DATA EXTRACT
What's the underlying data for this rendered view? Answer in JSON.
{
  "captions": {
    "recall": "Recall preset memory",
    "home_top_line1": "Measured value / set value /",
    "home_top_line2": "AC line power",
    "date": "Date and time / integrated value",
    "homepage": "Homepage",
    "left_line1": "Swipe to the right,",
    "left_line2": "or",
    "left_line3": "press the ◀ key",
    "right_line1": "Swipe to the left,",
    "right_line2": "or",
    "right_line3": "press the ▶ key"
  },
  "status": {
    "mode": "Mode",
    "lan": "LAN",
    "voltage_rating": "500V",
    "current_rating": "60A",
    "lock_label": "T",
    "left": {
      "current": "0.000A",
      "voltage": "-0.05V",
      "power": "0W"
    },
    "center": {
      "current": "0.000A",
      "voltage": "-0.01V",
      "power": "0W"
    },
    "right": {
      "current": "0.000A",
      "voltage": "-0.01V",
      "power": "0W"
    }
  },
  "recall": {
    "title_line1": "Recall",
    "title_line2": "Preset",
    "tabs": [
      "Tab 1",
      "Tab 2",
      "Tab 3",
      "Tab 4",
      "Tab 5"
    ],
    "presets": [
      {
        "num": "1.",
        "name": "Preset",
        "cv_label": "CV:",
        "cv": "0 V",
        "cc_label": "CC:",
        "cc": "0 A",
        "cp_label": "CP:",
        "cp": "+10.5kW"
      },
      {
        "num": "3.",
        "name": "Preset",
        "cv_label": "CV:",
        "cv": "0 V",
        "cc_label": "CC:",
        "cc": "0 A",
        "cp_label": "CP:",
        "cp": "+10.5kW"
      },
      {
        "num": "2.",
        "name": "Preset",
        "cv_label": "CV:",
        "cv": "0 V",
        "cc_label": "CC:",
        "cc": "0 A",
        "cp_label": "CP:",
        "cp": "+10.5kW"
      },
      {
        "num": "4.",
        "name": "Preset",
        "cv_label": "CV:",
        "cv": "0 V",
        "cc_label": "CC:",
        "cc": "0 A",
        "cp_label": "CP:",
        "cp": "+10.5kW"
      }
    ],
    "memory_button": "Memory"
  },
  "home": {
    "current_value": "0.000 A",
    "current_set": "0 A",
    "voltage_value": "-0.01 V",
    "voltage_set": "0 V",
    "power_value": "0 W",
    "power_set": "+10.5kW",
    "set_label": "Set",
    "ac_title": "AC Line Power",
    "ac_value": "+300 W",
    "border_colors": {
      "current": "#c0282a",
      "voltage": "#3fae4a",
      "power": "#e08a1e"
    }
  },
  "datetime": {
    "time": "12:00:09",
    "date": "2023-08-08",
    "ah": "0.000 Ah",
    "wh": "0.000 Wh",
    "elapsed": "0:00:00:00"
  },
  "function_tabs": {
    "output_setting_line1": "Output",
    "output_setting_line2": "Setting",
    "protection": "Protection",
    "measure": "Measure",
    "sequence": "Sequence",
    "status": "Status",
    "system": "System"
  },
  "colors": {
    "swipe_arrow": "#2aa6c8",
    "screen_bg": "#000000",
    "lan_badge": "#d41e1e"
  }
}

AIM
Give the entries once more, exactly as they appear.

THE COMPLETED TASK
What's the underlying data for this rendered view? Answer in JSON.
{
  "captions": {
    "recall": "Recall preset memory",
    "home_top_line1": "Measured value / set value /",
    "home_top_line2": "AC line power",
    "date": "Date and time / integrated value",
    "homepage": "Homepage",
    "left_line1": "Swipe to the right,",
    "left_line2": "or",
    "left_line3": "press the ◀ key",
    "right_line1": "Swipe to the left,",
    "right_line2": "or",
    "right_line3": "press the ▶ key"
  },
  "status": {
    "mode": "Mode",
    "lan": "LAN",
    "voltage_rating": "500V",
    "current_rating": "60A",
    "lock_label": "T",
    "left": {
      "current": "0.000A",
      "voltage": "-0.05V",
      "power": "0W"
    },
    "center": {
      "current": "0.000A",
      "voltage": "-0.01V",
      "power": "0W"
    },
    "right": {
      "current": "0.000A",
      "voltage": "-0.01V",
      "power": "0W"
    }
  },
  "recall": {
    "title_line1": "Recall",
    "title_line2": "Preset",
    "tabs": [
      "Tab 1",
      "Tab 2",
      "Tab 3",
      "Tab 4",
      "Tab 5"
    ],
    "presets": [
      {
        "num": "1.",
        "name": "Preset",
        "cv_label": "CV:",
        "cv": "0 V",
        "cc_label": "CC:",
        "cc": "0 A",
        "cp_label": "CP:",
        "cp": "+10.5kW"
      },
      {
        "num": "3.",
        "name": "Preset",
        "cv_label": "CV:",
        "cv": "0 V",
        "cc_label": "CC:",
        "cc": "0 A",
        "cp_label": "CP:",
        "cp": "+10.5kW"
      },
      {
        "num": "2.",
        "name": "Preset",
        "cv_label": "CV:",
        "cv": "0 V",
        "cc_label": "CC:",
        "cc": "0 A",
        "cp_label": "CP:",
        "cp": "+10.5kW"
      },
      {
        "num": "4.",
        "name": "Preset",
        "cv_label": "CV:",
        "cv": "0 V",
        "cc_label": "CC:",
        "cc": "0 A",
        "cp_label": "CP:",
        "cp": "+10.5kW"
      }
    ],
    "memory_button": "Memory"
  },
  "home": {
    "current_value": "0.000 A",
    "current_set": "0 A",
    "voltage_value": "-0.01 V",
    "voltage_set": "0 V",
    "power_value": "0 W",
    "power_set": "+10.5kW",
    "set_label": "Set",
    "ac_title": "AC Line Power",
    "ac_value": "+300 W",
    "border_colors": {
      "current": "#c0282a",
      "voltage": "#3fae4a",
      "power": "#e08a1e"
    }
  },
  "datetime": {
    "time": "12:00:09",
    "date": "2023-08-08",
    "ah": "0.000 Ah",
    "wh": "0.000 Wh",
    "elapsed": "0:00:00:00"
  },
  "function_tabs": {
    "output_setting_line1": "Output",
    "output_setting_line2": "Setting",
    "protection": "Protection",
    "measure": "Measure",
    "sequence": "Sequence",
    "status": "Status",
    "system": "System"
  },
  "colors": {
    "swipe_arrow": "#2aa6c8",
    "screen_bg": "#000000",
    "lan_badge": "#d41e1e"
  }
}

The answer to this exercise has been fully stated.